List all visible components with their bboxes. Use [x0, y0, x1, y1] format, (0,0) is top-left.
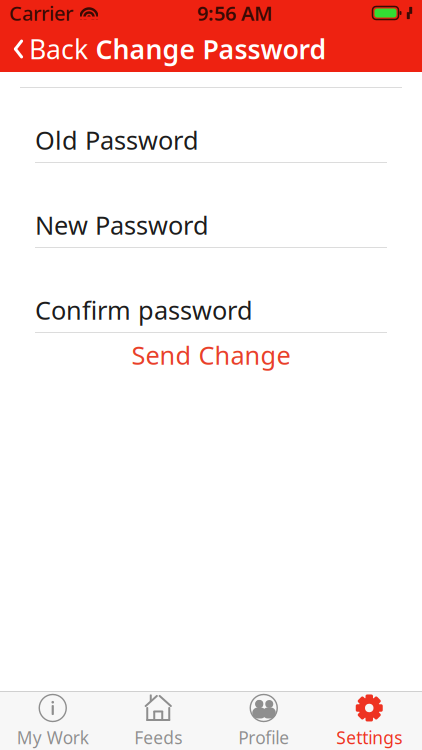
- button[interactable]: Settings: [316, 692, 422, 750]
- button[interactable]: Feeds: [106, 692, 211, 750]
- staticText: My Work: [17, 726, 89, 749]
- staticText: Confirm password: [35, 293, 253, 327]
- staticText: Profile: [238, 726, 289, 749]
- staticText: Old Password: [35, 123, 199, 157]
- button[interactable]: Profile: [211, 692, 316, 750]
- staticText: Send Change: [132, 338, 290, 372]
- staticText: Change Password: [96, 31, 326, 67]
- staticText: 9:56 AM: [197, 0, 273, 26]
- staticText: Carrier: [9, 0, 73, 26]
- button[interactable]: My Work: [0, 692, 106, 750]
- button[interactable]: Send Change: [0, 333, 422, 377]
- staticText: Settings: [336, 726, 402, 749]
- staticText: Back: [29, 31, 88, 67]
- button[interactable]: Back: [0, 27, 102, 71]
- staticText: Feeds: [134, 726, 182, 749]
- staticText: New Password: [35, 208, 209, 242]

_Goal:_
Collect each line in the entries above that contains the word "Settings", treating uppercase and lowercase letters as distinct.

_Final answer:_
- button[interactable]: Settings: [316, 692, 422, 750]
- staticText: Settings: [336, 726, 402, 749]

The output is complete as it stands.